**WHAT THE TASK ASKS**
Which health risks does the paragraph beginning "Left untreated" in the article on depression during pregnancy below name, including those tied to untreated depression and those tied to SSRIs?

**SELECTED EXTRACT**
────────
Copyright 2012 ABC News Radio


Depression During Pregnancy: Weighing Risks, Benefits of SSRIs

Comstock/Thinkstock(ROTTERDAM, Netherlands) -- After two years of trying, Tricia Stream was overjoyed to find herself pregnant with twins. But her mind quickly turned to the drug she'd been taking to treat her depression.

"I didn't know what to do," said Stream, 31, who had been taking the selective serotonin reuptake inhibitor Zoloft for seven years. "I was so worried about having a depressive episode, and I was really worried about postpartum depression. But I didn't want to expose my babies to the drug."

Left untreated, depression during pregnancy can increase the risk of pre-eclampsia, low birth weight and maternal suicide. But treating prenatal depression with certain antidepressants carries risks, too. A new study suggests SSRIs may increase the risk of preterm birth and delay fetal head growth.

"Our findings further raise the question whether maternal SSRI treatment during pregnancy is better or worse for the fetus than untreated maternal depression," wrote study author Hanan El Marroun of Erasmus Medical Center in Rotterdam, the Netherlands. "Clinicians must carefully weigh the known risks of untreated depression during pregnancy and the possible adverse effects of SSRIs."
────────
**DATASET EXCERPTS**
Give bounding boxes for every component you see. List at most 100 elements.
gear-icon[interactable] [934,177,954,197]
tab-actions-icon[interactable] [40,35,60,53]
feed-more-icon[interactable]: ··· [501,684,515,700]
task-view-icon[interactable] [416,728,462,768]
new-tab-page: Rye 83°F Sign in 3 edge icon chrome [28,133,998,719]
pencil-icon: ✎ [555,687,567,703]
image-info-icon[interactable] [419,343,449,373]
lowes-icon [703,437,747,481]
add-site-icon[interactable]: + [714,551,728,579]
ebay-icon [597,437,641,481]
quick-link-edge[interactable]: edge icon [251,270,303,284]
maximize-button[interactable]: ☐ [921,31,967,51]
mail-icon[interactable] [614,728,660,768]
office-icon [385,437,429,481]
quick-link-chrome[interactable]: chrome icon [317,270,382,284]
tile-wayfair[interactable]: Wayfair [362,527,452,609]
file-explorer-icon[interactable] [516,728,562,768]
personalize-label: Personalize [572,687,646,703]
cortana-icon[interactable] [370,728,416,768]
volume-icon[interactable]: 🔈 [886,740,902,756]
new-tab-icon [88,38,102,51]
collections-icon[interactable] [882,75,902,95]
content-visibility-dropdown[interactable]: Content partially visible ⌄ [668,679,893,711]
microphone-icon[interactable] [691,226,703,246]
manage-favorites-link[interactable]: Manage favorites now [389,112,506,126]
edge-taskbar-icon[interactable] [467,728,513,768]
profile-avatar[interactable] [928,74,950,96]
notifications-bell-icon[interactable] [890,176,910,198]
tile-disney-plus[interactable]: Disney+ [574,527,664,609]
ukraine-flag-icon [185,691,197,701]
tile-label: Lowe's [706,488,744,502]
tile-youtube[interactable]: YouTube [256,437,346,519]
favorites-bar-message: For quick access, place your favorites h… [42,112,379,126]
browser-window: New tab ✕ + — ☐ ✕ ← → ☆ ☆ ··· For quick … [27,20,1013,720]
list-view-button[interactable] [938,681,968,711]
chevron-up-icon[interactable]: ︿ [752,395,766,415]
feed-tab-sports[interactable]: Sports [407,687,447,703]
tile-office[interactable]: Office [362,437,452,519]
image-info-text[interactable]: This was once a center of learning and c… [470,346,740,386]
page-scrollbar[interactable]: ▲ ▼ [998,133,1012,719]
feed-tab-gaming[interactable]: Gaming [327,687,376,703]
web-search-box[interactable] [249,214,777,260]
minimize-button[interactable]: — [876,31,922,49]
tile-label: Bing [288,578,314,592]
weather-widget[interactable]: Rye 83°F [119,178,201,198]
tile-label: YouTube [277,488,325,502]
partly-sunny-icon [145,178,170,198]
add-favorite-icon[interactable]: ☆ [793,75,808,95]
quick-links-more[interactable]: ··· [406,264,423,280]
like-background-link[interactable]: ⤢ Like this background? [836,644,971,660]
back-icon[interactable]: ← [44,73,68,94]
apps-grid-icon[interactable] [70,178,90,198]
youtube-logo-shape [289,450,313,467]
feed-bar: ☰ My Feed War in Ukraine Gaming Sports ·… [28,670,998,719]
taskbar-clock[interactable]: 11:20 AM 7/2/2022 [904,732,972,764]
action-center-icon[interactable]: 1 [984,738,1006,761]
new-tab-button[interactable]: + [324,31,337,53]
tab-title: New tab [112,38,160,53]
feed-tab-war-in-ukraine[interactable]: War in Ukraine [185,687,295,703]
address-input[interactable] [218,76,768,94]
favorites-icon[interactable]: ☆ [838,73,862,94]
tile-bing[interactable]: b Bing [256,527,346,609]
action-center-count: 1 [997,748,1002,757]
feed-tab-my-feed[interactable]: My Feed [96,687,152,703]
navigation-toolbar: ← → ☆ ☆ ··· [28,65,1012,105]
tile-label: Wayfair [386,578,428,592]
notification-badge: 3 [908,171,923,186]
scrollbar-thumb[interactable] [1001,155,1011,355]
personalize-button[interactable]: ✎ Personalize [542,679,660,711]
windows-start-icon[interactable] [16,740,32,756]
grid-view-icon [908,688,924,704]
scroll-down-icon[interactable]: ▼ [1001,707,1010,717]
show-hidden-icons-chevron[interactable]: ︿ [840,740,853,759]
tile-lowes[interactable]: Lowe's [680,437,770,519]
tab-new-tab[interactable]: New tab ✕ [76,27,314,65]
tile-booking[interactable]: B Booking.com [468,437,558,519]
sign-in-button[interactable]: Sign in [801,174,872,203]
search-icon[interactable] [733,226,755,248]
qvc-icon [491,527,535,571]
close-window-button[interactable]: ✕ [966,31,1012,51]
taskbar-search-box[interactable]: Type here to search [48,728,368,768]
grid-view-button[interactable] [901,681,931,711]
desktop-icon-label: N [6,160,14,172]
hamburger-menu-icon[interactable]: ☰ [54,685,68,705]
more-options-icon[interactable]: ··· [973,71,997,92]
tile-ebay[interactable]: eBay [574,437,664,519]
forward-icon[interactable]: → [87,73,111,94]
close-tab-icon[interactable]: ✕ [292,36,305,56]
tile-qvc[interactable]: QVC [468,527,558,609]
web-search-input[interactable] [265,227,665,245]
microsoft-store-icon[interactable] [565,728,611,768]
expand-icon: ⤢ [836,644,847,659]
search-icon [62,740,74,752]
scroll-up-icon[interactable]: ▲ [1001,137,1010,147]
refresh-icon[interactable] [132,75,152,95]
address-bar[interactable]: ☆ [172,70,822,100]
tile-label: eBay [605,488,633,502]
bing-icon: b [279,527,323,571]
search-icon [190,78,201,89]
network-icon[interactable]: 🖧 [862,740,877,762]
────────
**COMPLETED TASK**
Untreated depression during pregnancy:
- pre-eclampsia
- low birth weight
- maternal suicide

SSRIs:
- preterm birth
- delayed fetal head growth